— START OF Records to use —
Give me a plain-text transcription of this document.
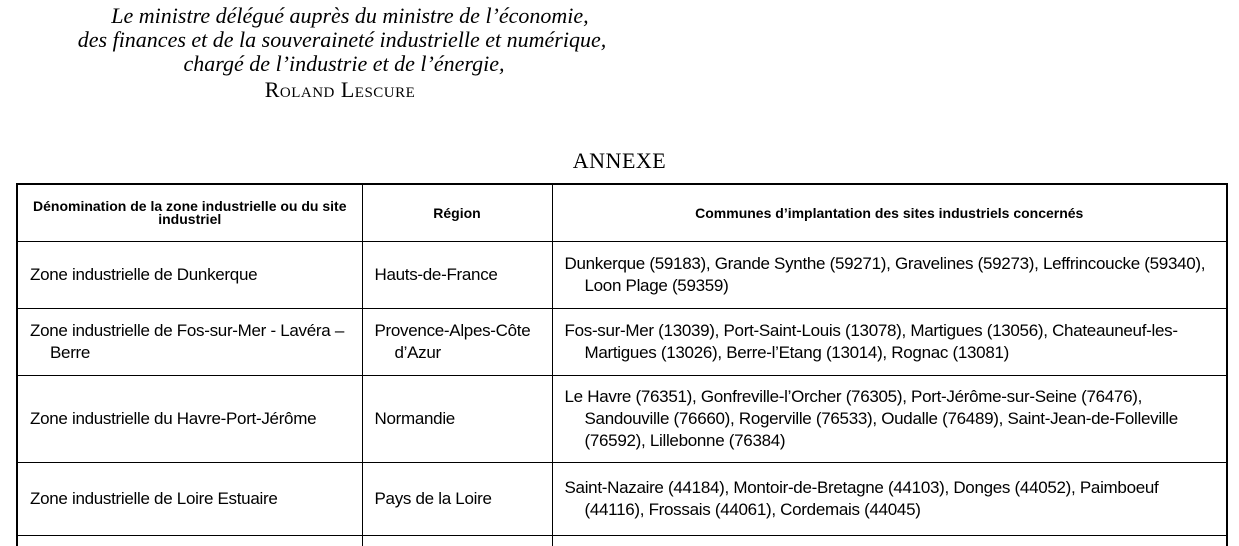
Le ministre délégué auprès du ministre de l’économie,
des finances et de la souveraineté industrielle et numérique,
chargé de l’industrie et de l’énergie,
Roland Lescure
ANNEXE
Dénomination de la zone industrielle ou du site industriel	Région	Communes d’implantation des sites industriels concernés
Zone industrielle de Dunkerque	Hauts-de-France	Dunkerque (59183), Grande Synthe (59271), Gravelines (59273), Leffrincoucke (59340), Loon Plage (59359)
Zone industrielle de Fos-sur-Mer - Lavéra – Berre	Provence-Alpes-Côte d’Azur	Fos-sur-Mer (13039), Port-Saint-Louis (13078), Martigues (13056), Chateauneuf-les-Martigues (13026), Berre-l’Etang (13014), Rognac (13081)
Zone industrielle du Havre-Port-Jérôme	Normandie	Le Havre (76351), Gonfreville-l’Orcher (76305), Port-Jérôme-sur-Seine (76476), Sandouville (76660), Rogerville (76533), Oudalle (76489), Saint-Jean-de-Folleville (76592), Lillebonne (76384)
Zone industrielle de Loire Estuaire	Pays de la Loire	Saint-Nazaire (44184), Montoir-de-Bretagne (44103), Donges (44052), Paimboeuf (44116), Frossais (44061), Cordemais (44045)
— END OF Records to use —
> _Problem to work on_
Print out the lines exactly, skipping any picture.

> _The result_
Give me a plain-text transcription of this document.
Le ministre délégué auprès du ministre de l’économie,
des finances et de la souveraineté industrielle et numérique,
chargé de l’industrie et de l’énergie,
Roland Lescure
ANNEXE
Dénomination de la zone industrielle ou du site industriel	Région	Communes d’implantation des sites industriels concernés
Zone industrielle de Dunkerque	Hauts-de-France	Dunkerque (59183), Grande Synthe (59271), Gravelines (59273), Leffrincoucke (59340), Loon Plage (59359)
Zone industrielle de Fos-sur-Mer - Lavéra – Berre	Provence-Alpes-Côte d’Azur	Fos-sur-Mer (13039), Port-Saint-Louis (13078), Martigues (13056), Chateauneuf-les-Martigues (13026), Berre-l’Etang (13014), Rognac (13081)
Zone industrielle du Havre-Port-Jérôme	Normandie	Le Havre (76351), Gonfreville-l’Orcher (76305), Port-Jérôme-sur-Seine (76476), Sandouville (76660), Rogerville (76533), Oudalle (76489), Saint-Jean-de-Folleville (76592), Lillebonne (76384)
Zone industrielle de Loire Estuaire	Pays de la Loire	Saint-Nazaire (44184), Montoir-de-Bretagne (44103), Donges (44052), Paimboeuf (44116), Frossais (44061), Cordemais (44045)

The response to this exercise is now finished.